Stated goal: State the number of lines that include the string "chưa", and write nothing else.

___ Entries ___

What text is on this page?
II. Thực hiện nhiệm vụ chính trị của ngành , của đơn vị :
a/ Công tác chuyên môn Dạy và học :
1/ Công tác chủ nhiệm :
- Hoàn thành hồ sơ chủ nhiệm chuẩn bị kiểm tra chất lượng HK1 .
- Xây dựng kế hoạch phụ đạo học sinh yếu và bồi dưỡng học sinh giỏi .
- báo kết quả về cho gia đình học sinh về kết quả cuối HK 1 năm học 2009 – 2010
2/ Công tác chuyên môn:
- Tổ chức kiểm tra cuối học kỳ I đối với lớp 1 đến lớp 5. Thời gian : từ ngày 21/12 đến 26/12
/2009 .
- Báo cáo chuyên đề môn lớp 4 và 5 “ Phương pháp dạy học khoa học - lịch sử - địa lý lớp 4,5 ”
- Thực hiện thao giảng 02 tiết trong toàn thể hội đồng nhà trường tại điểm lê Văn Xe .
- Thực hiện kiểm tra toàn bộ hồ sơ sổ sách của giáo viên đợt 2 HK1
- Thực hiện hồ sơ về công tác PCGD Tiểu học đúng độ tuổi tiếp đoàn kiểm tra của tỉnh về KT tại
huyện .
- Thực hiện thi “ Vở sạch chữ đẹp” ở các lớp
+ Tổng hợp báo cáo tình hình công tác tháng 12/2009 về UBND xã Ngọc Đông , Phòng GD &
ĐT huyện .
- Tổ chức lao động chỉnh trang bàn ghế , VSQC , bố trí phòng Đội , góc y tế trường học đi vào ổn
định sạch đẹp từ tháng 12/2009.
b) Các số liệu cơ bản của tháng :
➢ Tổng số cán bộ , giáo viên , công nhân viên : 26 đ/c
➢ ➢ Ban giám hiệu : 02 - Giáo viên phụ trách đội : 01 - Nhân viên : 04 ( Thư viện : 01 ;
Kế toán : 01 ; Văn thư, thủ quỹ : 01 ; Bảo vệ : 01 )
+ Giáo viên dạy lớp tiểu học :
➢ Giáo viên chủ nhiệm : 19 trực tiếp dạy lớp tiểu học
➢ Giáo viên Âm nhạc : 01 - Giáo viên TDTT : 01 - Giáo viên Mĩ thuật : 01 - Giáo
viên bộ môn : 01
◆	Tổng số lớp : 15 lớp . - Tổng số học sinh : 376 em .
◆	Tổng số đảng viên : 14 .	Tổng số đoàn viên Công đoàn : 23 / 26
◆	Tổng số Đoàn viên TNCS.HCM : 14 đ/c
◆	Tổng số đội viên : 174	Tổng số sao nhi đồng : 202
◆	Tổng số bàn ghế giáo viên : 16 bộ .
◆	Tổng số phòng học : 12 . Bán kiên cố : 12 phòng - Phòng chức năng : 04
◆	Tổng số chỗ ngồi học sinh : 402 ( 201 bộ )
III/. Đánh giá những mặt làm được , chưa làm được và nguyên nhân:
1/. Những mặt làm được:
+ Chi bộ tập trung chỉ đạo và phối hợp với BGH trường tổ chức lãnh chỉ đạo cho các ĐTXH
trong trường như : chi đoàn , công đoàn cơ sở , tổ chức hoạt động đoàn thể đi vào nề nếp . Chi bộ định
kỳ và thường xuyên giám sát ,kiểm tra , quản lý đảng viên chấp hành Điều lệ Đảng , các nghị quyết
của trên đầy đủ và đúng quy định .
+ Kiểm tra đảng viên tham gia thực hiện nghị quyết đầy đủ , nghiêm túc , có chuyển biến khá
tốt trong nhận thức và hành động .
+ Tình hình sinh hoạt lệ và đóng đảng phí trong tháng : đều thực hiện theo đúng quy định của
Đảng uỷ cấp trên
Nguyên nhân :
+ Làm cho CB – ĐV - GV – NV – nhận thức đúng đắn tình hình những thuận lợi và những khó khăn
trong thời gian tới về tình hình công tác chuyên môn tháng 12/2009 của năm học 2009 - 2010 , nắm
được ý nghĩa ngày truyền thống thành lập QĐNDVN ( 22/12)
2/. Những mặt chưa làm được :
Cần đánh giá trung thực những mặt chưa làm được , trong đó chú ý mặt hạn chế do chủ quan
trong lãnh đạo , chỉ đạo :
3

___

Solution to the exercise: 3